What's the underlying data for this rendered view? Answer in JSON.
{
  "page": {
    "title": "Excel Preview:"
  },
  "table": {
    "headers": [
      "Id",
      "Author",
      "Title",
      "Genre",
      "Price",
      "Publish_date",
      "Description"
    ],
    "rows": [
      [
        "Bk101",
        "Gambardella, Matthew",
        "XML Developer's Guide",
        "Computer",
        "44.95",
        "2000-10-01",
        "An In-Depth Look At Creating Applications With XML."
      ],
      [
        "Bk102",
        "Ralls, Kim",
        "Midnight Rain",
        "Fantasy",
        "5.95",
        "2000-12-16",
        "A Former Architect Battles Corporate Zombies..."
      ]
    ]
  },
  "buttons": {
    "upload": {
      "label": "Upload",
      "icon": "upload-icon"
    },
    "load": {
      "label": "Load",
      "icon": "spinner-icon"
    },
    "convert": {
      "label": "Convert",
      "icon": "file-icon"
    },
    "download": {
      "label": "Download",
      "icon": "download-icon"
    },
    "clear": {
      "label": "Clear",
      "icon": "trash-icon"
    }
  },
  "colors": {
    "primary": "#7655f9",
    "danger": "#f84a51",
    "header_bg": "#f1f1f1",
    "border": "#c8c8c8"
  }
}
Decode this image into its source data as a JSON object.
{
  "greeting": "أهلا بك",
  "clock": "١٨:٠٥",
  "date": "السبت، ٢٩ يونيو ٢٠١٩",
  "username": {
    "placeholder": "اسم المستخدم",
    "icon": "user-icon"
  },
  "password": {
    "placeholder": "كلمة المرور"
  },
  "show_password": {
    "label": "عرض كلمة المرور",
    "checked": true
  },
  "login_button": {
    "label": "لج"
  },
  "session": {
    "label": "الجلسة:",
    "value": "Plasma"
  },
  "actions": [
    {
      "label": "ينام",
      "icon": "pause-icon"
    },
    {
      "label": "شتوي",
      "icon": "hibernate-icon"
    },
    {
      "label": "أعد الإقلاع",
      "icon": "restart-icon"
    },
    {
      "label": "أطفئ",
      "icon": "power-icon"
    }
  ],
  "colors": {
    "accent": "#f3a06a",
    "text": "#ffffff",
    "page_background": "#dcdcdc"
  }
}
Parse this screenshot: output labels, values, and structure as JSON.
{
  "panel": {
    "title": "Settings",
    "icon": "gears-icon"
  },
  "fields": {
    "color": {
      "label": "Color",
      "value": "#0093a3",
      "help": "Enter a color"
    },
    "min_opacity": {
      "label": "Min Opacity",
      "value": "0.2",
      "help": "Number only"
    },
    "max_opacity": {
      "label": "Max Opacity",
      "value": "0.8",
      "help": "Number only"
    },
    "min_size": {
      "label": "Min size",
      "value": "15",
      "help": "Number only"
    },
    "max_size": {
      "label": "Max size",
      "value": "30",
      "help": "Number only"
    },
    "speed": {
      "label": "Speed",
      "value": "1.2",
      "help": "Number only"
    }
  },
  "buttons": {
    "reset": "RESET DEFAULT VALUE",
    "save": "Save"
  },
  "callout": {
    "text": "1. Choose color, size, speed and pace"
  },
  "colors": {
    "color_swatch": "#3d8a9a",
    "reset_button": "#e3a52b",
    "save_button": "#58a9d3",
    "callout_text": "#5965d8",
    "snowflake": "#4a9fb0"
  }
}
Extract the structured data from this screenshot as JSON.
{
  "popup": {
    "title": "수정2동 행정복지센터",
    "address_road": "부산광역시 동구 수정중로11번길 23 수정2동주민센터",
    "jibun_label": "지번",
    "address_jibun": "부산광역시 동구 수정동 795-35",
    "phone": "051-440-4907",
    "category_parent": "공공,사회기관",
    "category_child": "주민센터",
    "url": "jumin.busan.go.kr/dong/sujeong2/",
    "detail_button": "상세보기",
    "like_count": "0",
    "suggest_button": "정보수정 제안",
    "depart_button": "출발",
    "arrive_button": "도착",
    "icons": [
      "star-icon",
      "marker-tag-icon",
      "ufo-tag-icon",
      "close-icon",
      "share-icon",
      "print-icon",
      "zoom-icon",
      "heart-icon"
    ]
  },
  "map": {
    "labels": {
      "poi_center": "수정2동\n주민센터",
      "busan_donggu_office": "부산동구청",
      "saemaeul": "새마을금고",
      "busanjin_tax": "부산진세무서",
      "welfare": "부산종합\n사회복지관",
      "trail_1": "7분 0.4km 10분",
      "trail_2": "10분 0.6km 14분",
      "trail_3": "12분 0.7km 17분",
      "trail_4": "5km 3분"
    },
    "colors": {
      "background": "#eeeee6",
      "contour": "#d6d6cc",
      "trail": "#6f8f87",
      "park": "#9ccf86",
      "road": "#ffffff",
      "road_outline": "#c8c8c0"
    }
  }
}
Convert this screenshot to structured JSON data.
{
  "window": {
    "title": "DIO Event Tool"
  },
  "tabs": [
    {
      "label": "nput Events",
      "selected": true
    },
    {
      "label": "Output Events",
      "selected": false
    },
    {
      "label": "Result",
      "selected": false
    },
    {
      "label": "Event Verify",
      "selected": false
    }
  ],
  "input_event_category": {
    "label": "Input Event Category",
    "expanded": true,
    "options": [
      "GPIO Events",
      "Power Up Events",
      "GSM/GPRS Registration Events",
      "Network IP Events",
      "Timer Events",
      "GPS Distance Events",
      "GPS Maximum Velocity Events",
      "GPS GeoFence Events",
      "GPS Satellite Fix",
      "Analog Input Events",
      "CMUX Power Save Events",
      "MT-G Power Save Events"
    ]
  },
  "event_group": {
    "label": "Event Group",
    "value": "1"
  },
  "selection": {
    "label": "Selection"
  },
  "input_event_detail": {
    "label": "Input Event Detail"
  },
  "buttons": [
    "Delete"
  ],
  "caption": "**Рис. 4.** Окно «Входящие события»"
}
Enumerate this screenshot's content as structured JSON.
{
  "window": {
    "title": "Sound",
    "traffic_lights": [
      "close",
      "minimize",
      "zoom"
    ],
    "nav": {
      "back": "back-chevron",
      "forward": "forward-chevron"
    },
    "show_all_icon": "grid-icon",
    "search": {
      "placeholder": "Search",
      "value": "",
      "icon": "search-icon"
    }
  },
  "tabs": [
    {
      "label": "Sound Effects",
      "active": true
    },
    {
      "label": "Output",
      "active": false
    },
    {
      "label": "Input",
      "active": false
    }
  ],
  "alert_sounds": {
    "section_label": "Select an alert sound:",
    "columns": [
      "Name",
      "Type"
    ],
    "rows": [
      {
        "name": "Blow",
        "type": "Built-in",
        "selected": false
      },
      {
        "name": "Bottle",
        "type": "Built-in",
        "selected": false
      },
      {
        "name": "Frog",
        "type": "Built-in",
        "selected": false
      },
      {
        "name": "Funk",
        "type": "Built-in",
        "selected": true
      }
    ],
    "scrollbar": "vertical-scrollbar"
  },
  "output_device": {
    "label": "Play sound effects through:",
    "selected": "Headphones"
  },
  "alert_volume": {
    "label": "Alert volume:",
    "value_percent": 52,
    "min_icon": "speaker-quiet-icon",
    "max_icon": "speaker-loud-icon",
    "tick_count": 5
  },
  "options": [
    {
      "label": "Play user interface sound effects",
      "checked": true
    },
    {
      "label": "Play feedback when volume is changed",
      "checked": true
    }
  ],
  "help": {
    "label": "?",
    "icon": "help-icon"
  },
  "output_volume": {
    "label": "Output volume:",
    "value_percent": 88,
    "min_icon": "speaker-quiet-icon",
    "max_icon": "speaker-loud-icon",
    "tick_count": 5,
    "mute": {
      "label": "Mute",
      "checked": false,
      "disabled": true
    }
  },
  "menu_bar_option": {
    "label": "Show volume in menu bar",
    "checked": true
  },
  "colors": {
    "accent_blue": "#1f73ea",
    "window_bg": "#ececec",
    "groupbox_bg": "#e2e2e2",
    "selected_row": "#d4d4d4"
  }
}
◇ ◇ ◇ ◇
→ **WRITTEN EXERCISE**
Write out all records exactly, keeping every detail.

→ **WRITTEN SOLUTION**
What's the underlying data for this rendered view? Answer in JSON.
{
  "page": {
    "title": "Excel Preview:"
  },
  "table": {
    "headers": [
      "Id",
      "Author",
      "Title",
      "Genre",
      "Price",
      "Publish_date",
      "Description"
    ],
    "rows": [
      [
        "Bk101",
        "Gambardella, Matthew",
        "XML Developer's Guide",
        "Computer",
        "44.95",
        "2000-10-01",
        "An In-Depth Look At Creating Applications With XML."
      ],
      [
        "Bk102",
        "Ralls, Kim",
        "Midnight Rain",
        "Fantasy",
        "5.95",
        "2000-12-16",
        "A Former Architect Battles Corporate Zombies..."
      ]
    ]
  },
  "buttons": {
    "upload": {
      "label": "Upload",
      "icon": "upload-icon"
    },
    "load": {
      "label": "Load",
      "icon": "spinner-icon"
    },
    "convert": {
      "label": "Convert",
      "icon": "file-icon"
    },
    "download": {
      "label": "Download",
      "icon": "download-icon"
    },
    "clear": {
      "label": "Clear",
      "icon": "trash-icon"
    }
  },
  "colors": {
    "primary": "#7655f9",
    "danger": "#f84a51",
    "header_bg": "#f1f1f1",
    "border": "#c8c8c8"
  }
}
Decode this image into its source data as a JSON object.
{
  "greeting": "أهلا بك",
  "clock": "١٨:٠٥",
  "date": "السبت، ٢٩ يونيو ٢٠١٩",
  "username": {
    "placeholder": "اسم المستخدم",
    "icon": "user-icon"
  },
  "password": {
    "placeholder": "كلمة المرور"
  },
  "show_password": {
    "label": "عرض كلمة المرور",
    "checked": true
  },
  "login_button": {
    "label": "لج"
  },
  "session": {
    "label": "الجلسة:",
    "value": "Plasma"
  },
  "actions": [
    {
      "label": "ينام",
      "icon": "pause-icon"
    },
    {
      "label": "شتوي",
      "icon": "hibernate-icon"
    },
    {
      "label": "أعد الإقلاع",
      "icon": "restart-icon"
    },
    {
      "label": "أطفئ",
      "icon": "power-icon"
    }
  ],
  "colors": {
    "accent": "#f3a06a",
    "text": "#ffffff",
    "page_background": "#dcdcdc"
  }
}
Parse this screenshot: output labels, values, and structure as JSON.
{
  "panel": {
    "title": "Settings",
    "icon": "gears-icon"
  },
  "fields": {
    "color": {
      "label": "Color",
      "value": "#0093a3",
      "help": "Enter a color"
    },
    "min_opacity": {
      "label": "Min Opacity",
      "value": "0.2",
      "help": "Number only"
    },
    "max_opacity": {
      "label": "Max Opacity",
      "value": "0.8",
      "help": "Number only"
    },
    "min_size": {
      "label": "Min size",
      "value": "15",
      "help": "Number only"
    },
    "max_size": {
      "label": "Max size",
      "value": "30",
      "help": "Number only"
    },
    "speed": {
      "label": "Speed",
      "value": "1.2",
      "help": "Number only"
    }
  },
  "buttons": {
    "reset": "RESET DEFAULT VALUE",
    "save": "Save"
  },
  "callout": {
    "text": "1. Choose color, size, speed and pace"
  },
  "colors": {
    "color_swatch": "#3d8a9a",
    "reset_button": "#e3a52b",
    "save_button": "#58a9d3",
    "callout_text": "#5965d8",
    "snowflake": "#4a9fb0"
  }
}
Extract the structured data from this screenshot as JSON.
{
  "popup": {
    "title": "수정2동 행정복지센터",
    "address_road": "부산광역시 동구 수정중로11번길 23 수정2동주민센터",
    "jibun_label": "지번",
    "address_jibun": "부산광역시 동구 수정동 795-35",
    "phone": "051-440-4907",
    "category_parent": "공공,사회기관",
    "category_child": "주민센터",
    "url": "jumin.busan.go.kr/dong/sujeong2/",
    "detail_button": "상세보기",
    "like_count": "0",
    "suggest_button": "정보수정 제안",
    "depart_button": "출발",
    "arrive_button": "도착",
    "icons": [
      "star-icon",
      "marker-tag-icon",
      "ufo-tag-icon",
      "close-icon",
      "share-icon",
      "print-icon",
      "zoom-icon",
      "heart-icon"
    ]
  },
  "map": {
    "labels": {
      "poi_center": "수정2동\n주민센터",
      "busan_donggu_office": "부산동구청",
      "saemaeul": "새마을금고",
      "busanjin_tax": "부산진세무서",
      "welfare": "부산종합\n사회복지관",
      "trail_1": "7분 0.4km 10분",
      "trail_2": "10분 0.6km 14분",
      "trail_3": "12분 0.7km 17분",
      "trail_4": "5km 3분"
    },
    "colors": {
      "background": "#eeeee6",
      "contour": "#d6d6cc",
      "trail": "#6f8f87",
      "park": "#9ccf86",
      "road": "#ffffff",
      "road_outline": "#c8c8c0"
    }
  }
}
Convert this screenshot to structured JSON data.
{
  "window": {
    "title": "DIO Event Tool"
  },
  "tabs": [
    {
      "label": "nput Events",
      "selected": true
    },
    {
      "label": "Output Events",
      "selected": false
    },
    {
      "label": "Result",
      "selected": false
    },
    {
      "label": "Event Verify",
      "selected": false
    }
  ],
  "input_event_category": {
    "label": "Input Event Category",
    "expanded": true,
    "options": [
      "GPIO Events",
      "Power Up Events",
      "GSM/GPRS Registration Events",
      "Network IP Events",
      "Timer Events",
      "GPS Distance Events",
      "GPS Maximum Velocity Events",
      "GPS GeoFence Events",
      "GPS Satellite Fix",
      "Analog Input Events",
      "CMUX Power Save Events",
      "MT-G Power Save Events"
    ]
  },
  "event_group": {
    "label": "Event Group",
    "value": "1"
  },
  "selection": {
    "label": "Selection"
  },
  "input_event_detail": {
    "label": "Input Event Detail"
  },
  "buttons": [
    "Delete"
  ],
  "caption": "**Рис. 4.** Окно «Входящие события»"
}
Enumerate this screenshot's content as structured JSON.
{
  "window": {
    "title": "Sound",
    "traffic_lights": [
      "close",
      "minimize",
      "zoom"
    ],
    "nav": {
      "back": "back-chevron",
      "forward": "forward-chevron"
    },
    "show_all_icon": "grid-icon",
    "search": {
      "placeholder": "Search",
      "value": "",
      "icon": "search-icon"
    }
  },
  "tabs": [
    {
      "label": "Sound Effects",
      "active": true
    },
    {
      "label": "Output",
      "active": false
    },
    {
      "label": "Input",
      "active": false
    }
  ],
  "alert_sounds": {
    "section_label": "Select an alert sound:",
    "columns": [
      "Name",
      "Type"
    ],
    "rows": [
      {
        "name": "Blow",
        "type": "Built-in",
        "selected": false
      },
      {
        "name": "Bottle",
        "type": "Built-in",
        "selected": false
      },
      {
        "name": "Frog",
        "type": "Built-in",
        "selected": false
      },
      {
        "name": "Funk",
        "type": "Built-in",
        "selected": true
      }
    ],
    "scrollbar": "vertical-scrollbar"
  },
  "output_device": {
    "label": "Play sound effects through:",
    "selected": "Headphones"
  },
  "alert_volume": {
    "label": "Alert volume:",
    "value_percent": 52,
    "min_icon": "speaker-quiet-icon",
    "max_icon": "speaker-loud-icon",
    "tick_count": 5
  },
  "options": [
    {
      "label": "Play user interface sound effects",
      "checked": true
    },
    {
      "label": "Play feedback when volume is changed",
      "checked": true
    }
  ],
  "help": {
    "label": "?",
    "icon": "help-icon"
  },
  "output_volume": {
    "label": "Output volume:",
    "value_percent": 88,
    "min_icon": "speaker-quiet-icon",
    "max_icon": "speaker-loud-icon",
    "tick_count": 5,
    "mute": {
      "label": "Mute",
      "checked": false,
      "disabled": true
    }
  },
  "menu_bar_option": {
    "label": "Show volume in menu bar",
    "checked": true
  },
  "colors": {
    "accent_blue": "#1f73ea",
    "window_bg": "#ececec",
    "groupbox_bg": "#e2e2e2",
    "selected_row": "#d4d4d4"
  }
}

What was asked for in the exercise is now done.